** start PROVIDED DATA **
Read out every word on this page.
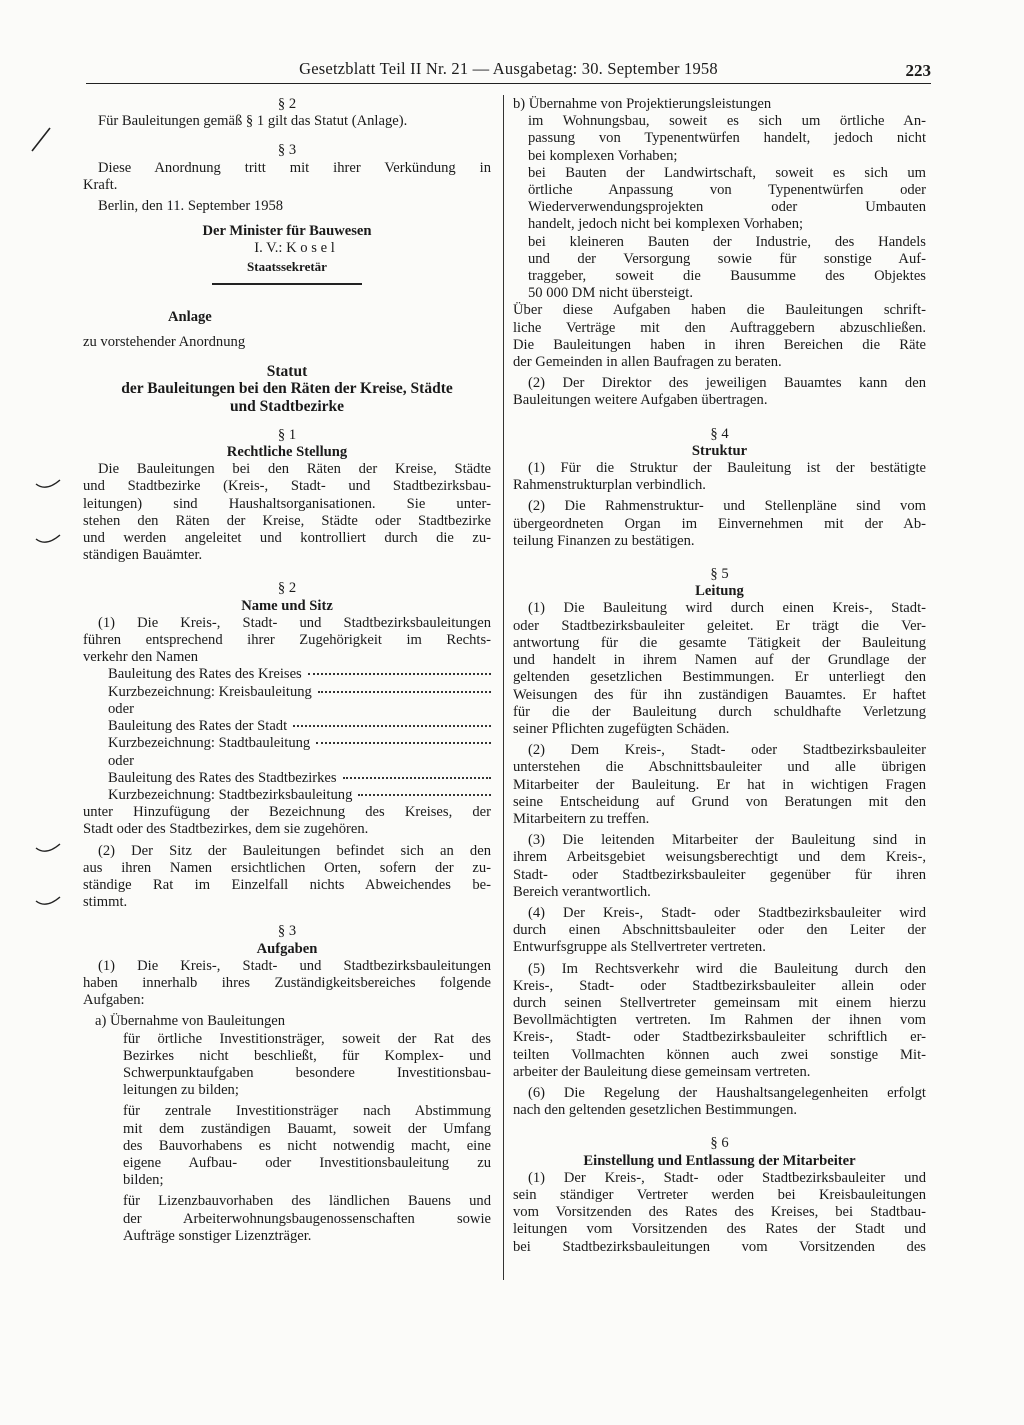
Gesetzblatt Teil II Nr. 21 — Ausgabetag: 30. September 1958	223
§ 2
Für Bauleitungen gemäß § 1 gilt das Statut (Anlage).
§ 3
Diese Anordnung tritt mit ihrer Verkündung in
Kraft.
Berlin, den 11. September 1958
Der Minister für Bauwesen
I. V.: K o s e l
Staatssekretär
Anlage
zu vorstehender Anordnung
Statut
der Bauleitungen bei den Räten der Kreise, Städte
und Stadtbezirke
§ 1
Rechtliche Stellung
Die Bauleitungen bei den Räten der Kreise, Städte
und Stadtbezirke (Kreis-, Stadt- und Stadtbezirksbau-
leitungen) sind Haushaltsorganisationen. Sie unter-
stehen den Räten der Kreise, Städte oder Stadtbezirke
und werden angeleitet und kontrolliert durch die zu-
ständigen Bauämter.
§ 2
Name und Sitz
(1) Die Kreis-, Stadt- und Stadtbezirksbauleitungen
führen entsprechend ihrer Zugehörigkeit im Rechts-
verkehr den Namen
Bauleitung des Rates des Kreises
Kurzbezeichnung: Kreisbauleitung
oder
Bauleitung des Rates der Stadt
Kurzbezeichnung: Stadtbauleitung
oder
Bauleitung des Rates des Stadtbezirkes
Kurzbezeichnung: Stadtbezirksbauleitung
unter Hinzufügung der Bezeichnung des Kreises, der
Stadt oder des Stadtbezirkes, dem sie zugehören.
(2) Der Sitz der Bauleitungen befindet sich an den
aus ihren Namen ersichtlichen Orten, sofern der zu-
ständige Rat im Einzelfall nichts Abweichendes be-
stimmt.
§ 3
Aufgaben
(1) Die Kreis-, Stadt- und Stadtbezirksbauleitungen
haben innerhalb ihres Zuständigkeitsbereiches folgende
Aufgaben:
a) Übernahme von Bauleitungen
für örtliche Investitionsträger, soweit der Rat des
Bezirkes nicht beschließt, für Komplex- und
Schwerpunktaufgaben besondere Investitionsbau-
leitungen zu bilden;
für zentrale Investitionsträger nach Abstimmung
mit dem zuständigen Bauamt, soweit der Umfang
des Bauvorhabens es nicht notwendig macht, eine
eigene Aufbau- oder Investitionsbauleitung zu
bilden;
für Lizenzbauvorhaben des ländlichen Bauens und
der Arbeiterwohnungsbaugenossenschaften sowie
Aufträge sonstiger Lizenzträger.
b) Übernahme von Projektierungsleistungen
im Wohnungsbau, soweit es sich um örtliche An-
passung von Typenentwürfen handelt, jedoch nicht
bei komplexen Vorhaben;
bei Bauten der Landwirtschaft, soweit es sich um
örtliche Anpassung von Typenentwürfen oder
Wiederverwendungsprojekten oder Umbauten
handelt, jedoch nicht bei komplexen Vorhaben;
bei kleineren Bauten der Industrie, des Handels
und der Versorgung sowie für sonstige Auf-
traggeber, soweit die Bausumme des Objektes
50 000 DM nicht übersteigt.
Über diese Aufgaben haben die Bauleitungen schrift-
liche Verträge mit den Auftraggebern abzuschließen.
Die Bauleitungen haben in ihren Bereichen die Räte
der Gemeinden in allen Baufragen zu beraten.
(2) Der Direktor des jeweiligen Bauamtes kann den
Bauleitungen weitere Aufgaben übertragen.
§ 4
Struktur
(1) Für die Struktur der Bauleitung ist der bestätigte
Rahmenstrukturplan verbindlich.
(2) Die Rahmenstruktur- und Stellenpläne sind vom
übergeordneten Organ im Einvernehmen mit der Ab-
teilung Finanzen zu bestätigen.
§ 5
Leitung
(1) Die Bauleitung wird durch einen Kreis-, Stadt-
oder Stadtbezirksbauleiter geleitet. Er trägt die Ver-
antwortung für die gesamte Tätigkeit der Bauleitung
und handelt in ihrem Namen auf der Grundlage der
geltenden gesetzlichen Bestimmungen. Er unterliegt den
Weisungen des für ihn zuständigen Bauamtes. Er haftet
für die der Bauleitung durch schuldhafte Verletzung
seiner Pflichten zugefügten Schäden.
(2) Dem Kreis-, Stadt- oder Stadtbezirksbauleiter
unterstehen die Abschnittsbauleiter und alle übrigen
Mitarbeiter der Bauleitung. Er hat in wichtigen Fragen
seine Entscheidung auf Grund von Beratungen mit den
Mitarbeitern zu treffen.
(3) Die leitenden Mitarbeiter der Bauleitung sind in
ihrem Arbeitsgebiet weisungsberechtigt und dem Kreis-,
Stadt- oder Stadtbezirksbauleiter gegenüber für ihren
Bereich verantwortlich.
(4) Der Kreis-, Stadt- oder Stadtbezirksbauleiter wird
durch einen Abschnittsbauleiter oder den Leiter der
Entwurfsgruppe als Stellvertreter vertreten.
(5) Im Rechtsverkehr wird die Bauleitung durch den
Kreis-, Stadt- oder Stadtbezirksbauleiter allein oder
durch seinen Stellvertreter gemeinsam mit einem hierzu
Bevollmächtigten vertreten. Im Rahmen der ihnen vom
Kreis-, Stadt- oder Stadtbezirksbauleiter schriftlich er-
teilten Vollmachten können auch zwei sonstige Mit-
arbeiter der Bauleitung diese gemeinsam vertreten.
(6) Die Regelung der Haushaltsangelegenheiten erfolgt
nach den geltenden gesetzlichen Bestimmungen.
§ 6
Einstellung und Entlassung der Mitarbeiter
(1) Der Kreis-, Stadt- oder Stadtbezirksbauleiter und
sein ständiger Vertreter werden bei Kreisbauleitungen
vom Vorsitzenden des Rates des Kreises, bei Stadtbau-
leitungen vom Vorsitzenden des Rates der Stadt und
bei Stadtbezirksbauleitungen vom Vorsitzenden des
** end PROVIDED DATA **
WRITTEN INSTRUCTION: Go through the records and pull out each line that includes the word "Stellvertreter".

RESPONSE FOR THIS EXERCISE:
Entwurfsgruppe als Stellvertreter vertreten.
durch seinen Stellvertreter gemeinsam mit einem hierzu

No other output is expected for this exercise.